>> start Extracted data

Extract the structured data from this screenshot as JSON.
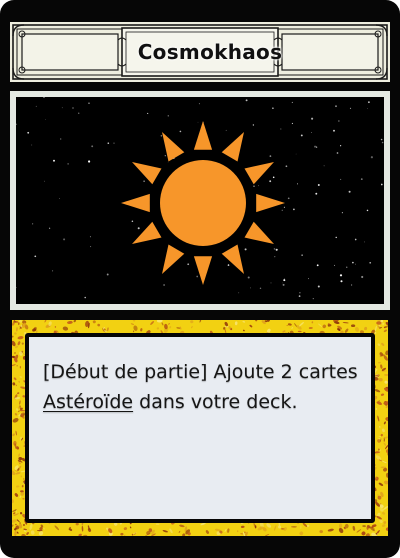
{
  "card": {
    "title": "Cosmokhaos",
    "art_icon": "sun-icon",
    "effect": {
      "prefix": "[Début de partie] Ajoute 2 cartes ",
      "keyword": "Astéroïde",
      "suffix": " dans votre deck."
    }
  },
  "colors": {
    "card_border": "#060606",
    "title_banner": "#eeeedf",
    "art_frame": "#e4e9e2",
    "space_background": "#000000",
    "sun": "#f7962a",
    "text_frame_gold": "#f2d112",
    "text_box": "#e8ecf2"
  }
}
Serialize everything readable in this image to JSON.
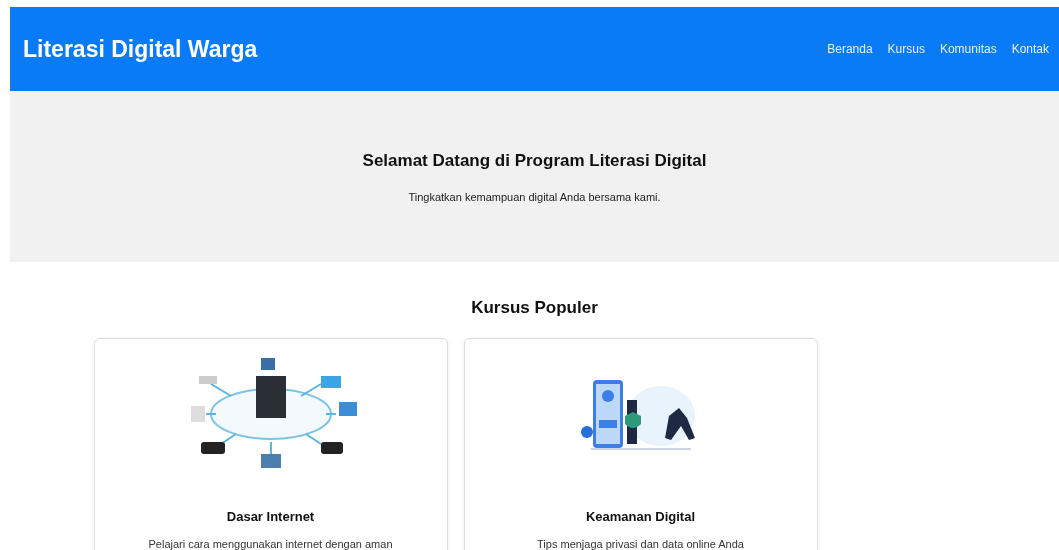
{
  "header": {
    "title": "Literasi Digital Warga",
    "nav": [
      "Beranda",
      "Kursus",
      "Komunitas",
      "Kontak"
    ]
  },
  "hero": {
    "title": "Selamat Datang di Program Literasi Digital",
    "subtitle": "Tingkatkan kemampuan digital Anda bersama kami."
  },
  "courses": {
    "title": "Kursus Populer",
    "items": [
      {
        "kind": "network",
        "title": "Dasar Internet",
        "description": "Pelajari cara menggunakan internet dengan aman"
      },
      {
        "kind": "security",
        "title": "Keamanan Digital",
        "description": "Tips menjaga privasi dan data online Anda"
      }
    ]
  }
}
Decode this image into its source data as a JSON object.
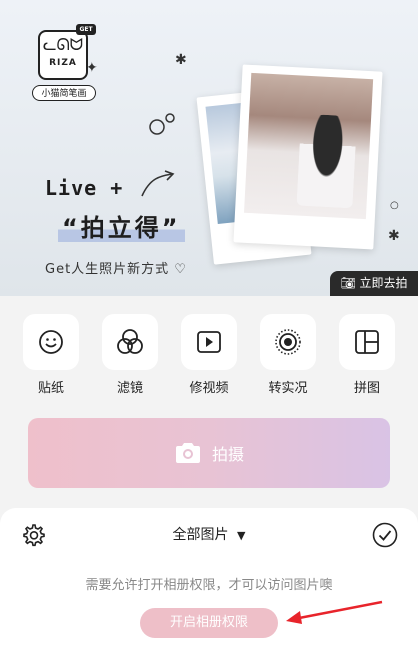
{
  "banner": {
    "logo_badge": "GET",
    "logo_text": "RIZA",
    "logo_caption": "小猫简笔画",
    "headline_line1": "Live +",
    "headline_line2": "“拍立得”",
    "slogan": "Get人生照片新方式 ♡",
    "shoot_badge": "立即去拍"
  },
  "tools": [
    {
      "label": "贴纸",
      "icon": "smiley-sticker-icon"
    },
    {
      "label": "滤镜",
      "icon": "filter-circles-icon"
    },
    {
      "label": "修视频",
      "icon": "video-play-icon"
    },
    {
      "label": "转实况",
      "icon": "live-photo-icon"
    },
    {
      "label": "拼图",
      "icon": "collage-grid-icon"
    }
  ],
  "shoot_button": {
    "label": "拍摄",
    "icon": "camera-icon"
  },
  "sheet": {
    "title": "全部图片",
    "permission_message": "需要允许打开相册权限，才可以访问图片噢",
    "permission_button": "开启相册权限"
  },
  "colors": {
    "shoot_gradient_start": "#efc0cb",
    "shoot_gradient_end": "#d9c3e5",
    "permission_button": "#eebfc8",
    "annotation_arrow": "#e8242b"
  }
}
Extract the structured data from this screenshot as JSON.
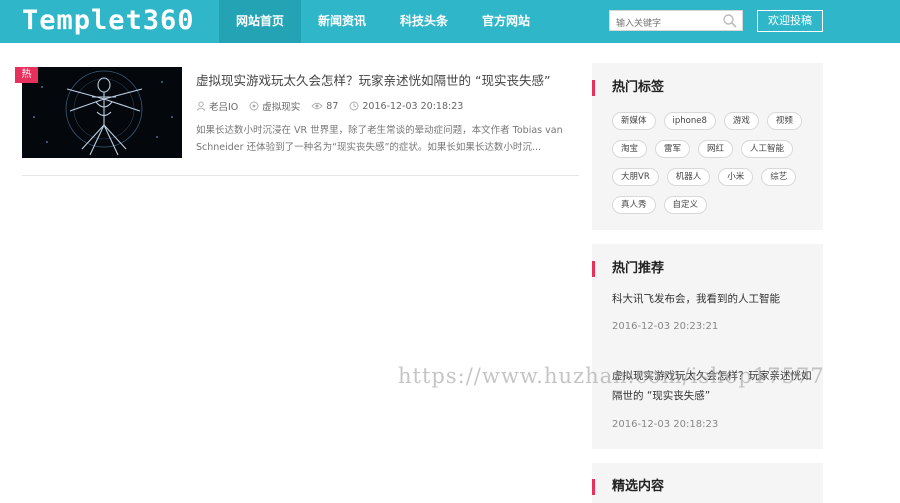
{
  "header": {
    "logo": "Templet360",
    "nav": [
      "网站首页",
      "新闻资讯",
      "科技头条",
      "官方网站"
    ],
    "search_placeholder": "输入关键字",
    "submit_label": "欢迎投稿"
  },
  "article": {
    "badge": "热",
    "title": "虚拟现实游戏玩太久会怎样？玩家亲述恍如隔世的 “现实丧失感”",
    "author": "老吕IO",
    "category": "虚拟现实",
    "views": "87",
    "date": "2016-12-03 20:18:23",
    "excerpt": "如果长达数小时沉浸在 VR 世界里，除了老生常谈的晕动症问题，本文作者 Tobias van Schneider 还体验到了一种名为“现实丧失感”的症状。如果长如果长达数小时沉..."
  },
  "sidebar": {
    "hot_tags": {
      "title": "热门标签",
      "tags": [
        "新媒体",
        "iphone8",
        "游戏",
        "视频",
        "淘宝",
        "雷军",
        "网红",
        "人工智能",
        "大朋VR",
        "机器人",
        "小米",
        "综艺",
        "真人秀",
        "自定义"
      ]
    },
    "hot_recommend": {
      "title": "热门推荐",
      "items": [
        {
          "title": "科大讯飞发布会，我看到的人工智能",
          "date": "2016-12-03 20:23:21"
        },
        {
          "title": "虚拟现实游戏玩太久会怎样？玩家亲述恍如隔世的 “现实丧失感”",
          "date": "2016-12-03 20:18:23"
        }
      ]
    },
    "featured": {
      "title": "精选内容"
    }
  },
  "watermark": "https://www.huzhan.com/ishop17577",
  "colors": {
    "header_bg": "#2fb7c9",
    "nav_active": "#24a3b5",
    "accent": "#e8305c",
    "sidebar_bg": "#f5f5f5"
  }
}
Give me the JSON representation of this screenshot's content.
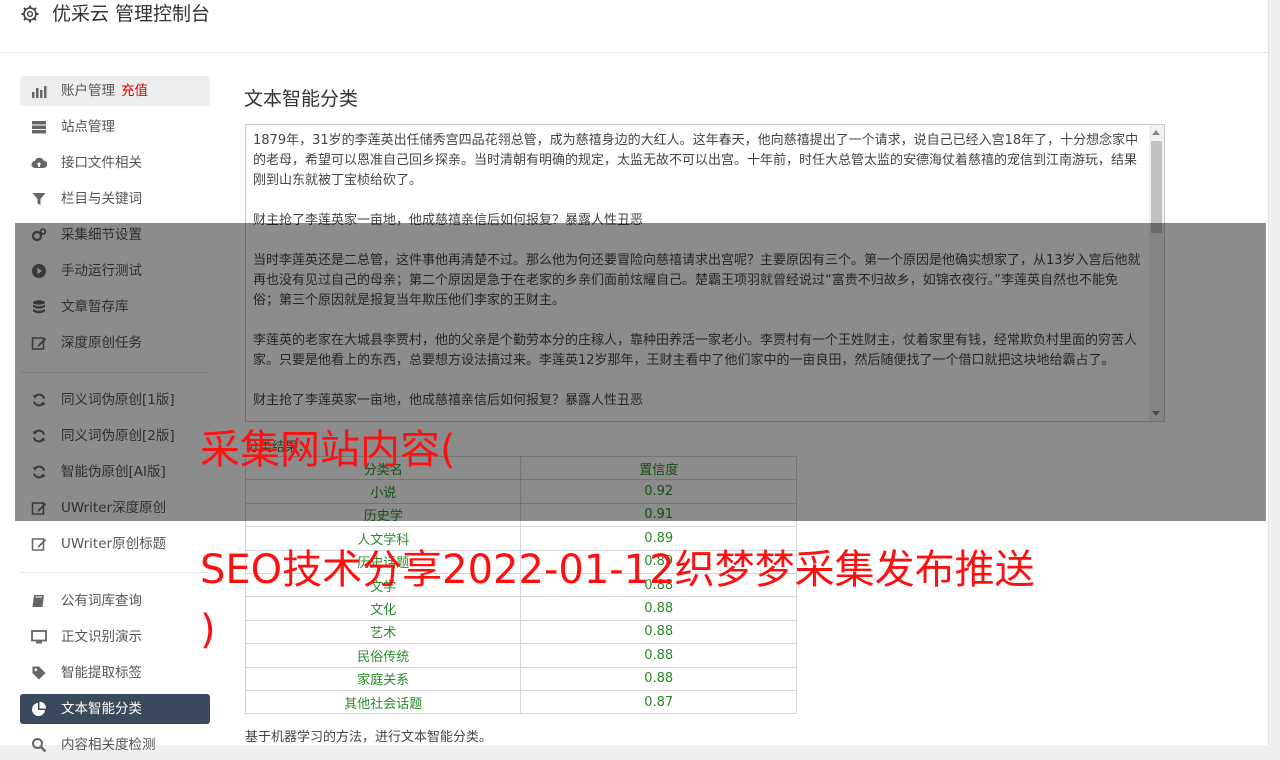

>> end Extracted data

• [Exercise description] Transcribe the whole listing exactly. Pictures are excluded.

• [Written answer]
Extract the structured data from this screenshot as JSON.
{
  "card": {
    "title": "Cosmokhaos",
    "art_icon": "sun-icon",
    "effect": {
      "prefix": "[Début de partie] Ajoute 2 cartes ",
      "keyword": "Astéroïde",
      "suffix": " dans votre deck."
    }
  },
  "colors": {
    "card_border": "#060606",
    "title_banner": "#eeeedf",
    "art_frame": "#e4e9e2",
    "space_background": "#000000",
    "sun": "#f7962a",
    "text_frame_gold": "#f2d112",
    "text_box": "#e8ecf2"
  }
}
Serialize everything readable in this image to JSON.
{
  "header": {
    "title": "Literasi Digital Warga",
    "nav": [
      "Beranda",
      "Kursus",
      "Komunitas",
      "Kontak"
    ]
  },
  "hero": {
    "title": "Selamat Datang di Program Literasi Digital",
    "subtitle": "Tingkatkan kemampuan digital Anda bersama kami."
  },
  "courses": {
    "title": "Kursus Populer",
    "items": [
      {
        "kind": "network",
        "title": "Dasar Internet",
        "description": "Pelajari cara menggunakan internet dengan aman"
      },
      {
        "kind": "security",
        "title": "Keamanan Digital",
        "description": "Tips menjaga privasi dan data online Anda"
      }
    ]
  }
}
Decode this image into its source data as a JSON object.
{
  "banner": {
    "logo_badge": "GET",
    "logo_text": "RIZA",
    "logo_caption": "小猫简笔画",
    "headline_line1": "Live +",
    "headline_line2": "“拍立得”",
    "slogan": "Get人生照片新方式 ♡",
    "shoot_badge": "立即去拍"
  },
  "tools": [
    {
      "label": "贴纸",
      "icon": "smiley-sticker-icon"
    },
    {
      "label": "滤镜",
      "icon": "filter-circles-icon"
    },
    {
      "label": "修视频",
      "icon": "video-play-icon"
    },
    {
      "label": "转实况",
      "icon": "live-photo-icon"
    },
    {
      "label": "拼图",
      "icon": "collage-grid-icon"
    }
  ],
  "shoot_button": {
    "label": "拍摄",
    "icon": "camera-icon"
  },
  "sheet": {
    "title": "全部图片",
    "permission_message": "需要允许打开相册权限，才可以访问图片噢",
    "permission_button": "开启相册权限"
  },
  "colors": {
    "shoot_gradient_start": "#efc0cb",
    "shoot_gradient_end": "#d9c3e5",
    "permission_button": "#eebfc8",
    "annotation_arrow": "#e8242b"
  }
}
Extract the structured data from this screenshot as JSON.
{
  "header": {
    "logo": "Templet360",
    "nav": [
      "网站首页",
      "新闻资讯",
      "科技头条",
      "官方网站"
    ],
    "search_placeholder": "输入关键字",
    "submit_label": "欢迎投稿"
  },
  "article": {
    "badge": "热",
    "title": "虚拟现实游戏玩太久会怎样？玩家亲述恍如隔世的 “现实丧失感”",
    "author": "老吕IO",
    "category": "虚拟现实",
    "views": "87",
    "date": "2016-12-03 20:18:23",
    "excerpt": "如果长达数小时沉浸在 VR 世界里，除了老生常谈的晕动症问题，本文作者 Tobias van Schneider 还体验到了一种名为“现实丧失感”的症状。如果长如果长达数小时沉..."
  },
  "sidebar": {
    "hot_tags": {
      "title": "热门标签",
      "tags": [
        "新媒体",
        "iphone8",
        "游戏",
        "视频",
        "淘宝",
        "雷军",
        "网红",
        "人工智能",
        "大朋VR",
        "机器人",
        "小米",
        "综艺",
        "真人秀",
        "自定义"
      ]
    },
    "hot_recommend": {
      "title": "热门推荐",
      "items": [
        {
          "title": "科大讯飞发布会，我看到的人工智能",
          "date": "2016-12-03 20:23:21"
        },
        {
          "title": "虚拟现实游戏玩太久会怎样？玩家亲述恍如隔世的 “现实丧失感”",
          "date": "2016-12-03 20:18:23"
        }
      ]
    },
    "featured": {
      "title": "精选内容"
    }
  },
  "watermark": "https://www.huzhan.com/ishop17577",
  "colors": {
    "header_bg": "#2fb7c9",
    "nav_active": "#24a3b5",
    "accent": "#e8305c",
    "sidebar_bg": "#f5f5f5"
  }
}
Give me the JSON representation of this screenshot's content.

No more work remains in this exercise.